* Exercise requirements
A faithful transcription of all the data is required.

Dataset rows
-- -- --

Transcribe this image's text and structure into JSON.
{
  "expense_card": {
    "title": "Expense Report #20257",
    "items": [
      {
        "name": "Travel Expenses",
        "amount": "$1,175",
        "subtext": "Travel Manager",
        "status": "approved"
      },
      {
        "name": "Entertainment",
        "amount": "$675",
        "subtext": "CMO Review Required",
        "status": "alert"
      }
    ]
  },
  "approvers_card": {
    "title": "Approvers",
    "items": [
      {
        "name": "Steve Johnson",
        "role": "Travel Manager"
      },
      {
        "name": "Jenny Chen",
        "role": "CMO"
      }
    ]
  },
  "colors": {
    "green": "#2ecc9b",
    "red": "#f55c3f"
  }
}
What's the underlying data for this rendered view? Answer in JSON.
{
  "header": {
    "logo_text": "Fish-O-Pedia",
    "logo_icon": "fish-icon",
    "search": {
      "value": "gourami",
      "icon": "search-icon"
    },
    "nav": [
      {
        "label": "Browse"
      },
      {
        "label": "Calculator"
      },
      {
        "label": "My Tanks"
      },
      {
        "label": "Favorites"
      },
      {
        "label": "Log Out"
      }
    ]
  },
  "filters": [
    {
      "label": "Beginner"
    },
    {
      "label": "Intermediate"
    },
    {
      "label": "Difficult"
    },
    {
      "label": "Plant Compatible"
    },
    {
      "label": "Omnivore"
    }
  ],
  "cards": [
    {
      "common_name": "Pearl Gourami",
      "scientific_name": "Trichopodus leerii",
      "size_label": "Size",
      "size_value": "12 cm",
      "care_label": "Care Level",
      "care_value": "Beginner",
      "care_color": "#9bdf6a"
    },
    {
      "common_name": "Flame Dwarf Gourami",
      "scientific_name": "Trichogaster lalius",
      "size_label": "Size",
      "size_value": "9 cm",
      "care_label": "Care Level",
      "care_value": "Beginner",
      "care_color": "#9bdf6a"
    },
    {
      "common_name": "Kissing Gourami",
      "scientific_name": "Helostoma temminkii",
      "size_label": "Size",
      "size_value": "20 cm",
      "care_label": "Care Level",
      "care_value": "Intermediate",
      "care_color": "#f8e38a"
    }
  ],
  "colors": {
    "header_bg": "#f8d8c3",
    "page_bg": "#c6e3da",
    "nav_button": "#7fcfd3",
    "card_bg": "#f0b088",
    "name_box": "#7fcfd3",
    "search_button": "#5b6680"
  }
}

-- -- --

* Worked answer
Transcribe this image's text and structure into JSON.
{
  "expense_card": {
    "title": "Expense Report #20257",
    "items": [
      {
        "name": "Travel Expenses",
        "amount": "$1,175",
        "subtext": "Travel Manager",
        "status": "approved"
      },
      {
        "name": "Entertainment",
        "amount": "$675",
        "subtext": "CMO Review Required",
        "status": "alert"
      }
    ]
  },
  "approvers_card": {
    "title": "Approvers",
    "items": [
      {
        "name": "Steve Johnson",
        "role": "Travel Manager"
      },
      {
        "name": "Jenny Chen",
        "role": "CMO"
      }
    ]
  },
  "colors": {
    "green": "#2ecc9b",
    "red": "#f55c3f"
  }
}
What's the underlying data for this rendered view? Answer in JSON.
{
  "header": {
    "logo_text": "Fish-O-Pedia",
    "logo_icon": "fish-icon",
    "search": {
      "value": "gourami",
      "icon": "search-icon"
    },
    "nav": [
      {
        "label": "Browse"
      },
      {
        "label": "Calculator"
      },
      {
        "label": "My Tanks"
      },
      {
        "label": "Favorites"
      },
      {
        "label": "Log Out"
      }
    ]
  },
  "filters": [
    {
      "label": "Beginner"
    },
    {
      "label": "Intermediate"
    },
    {
      "label": "Difficult"
    },
    {
      "label": "Plant Compatible"
    },
    {
      "label": "Omnivore"
    }
  ],
  "cards": [
    {
      "common_name": "Pearl Gourami",
      "scientific_name": "Trichopodus leerii",
      "size_label": "Size",
      "size_value": "12 cm",
      "care_label": "Care Level",
      "care_value": "Beginner",
      "care_color": "#9bdf6a"
    },
    {
      "common_name": "Flame Dwarf Gourami",
      "scientific_name": "Trichogaster lalius",
      "size_label": "Size",
      "size_value": "9 cm",
      "care_label": "Care Level",
      "care_value": "Beginner",
      "care_color": "#9bdf6a"
    },
    {
      "common_name": "Kissing Gourami",
      "scientific_name": "Helostoma temminkii",
      "size_label": "Size",
      "size_value": "20 cm",
      "care_label": "Care Level",
      "care_value": "Intermediate",
      "care_color": "#f8e38a"
    }
  ],
  "colors": {
    "header_bg": "#f8d8c3",
    "page_bg": "#c6e3da",
    "nav_button": "#7fcfd3",
    "card_bg": "#f0b088",
    "name_box": "#7fcfd3",
    "search_button": "#5b6680"
  }
}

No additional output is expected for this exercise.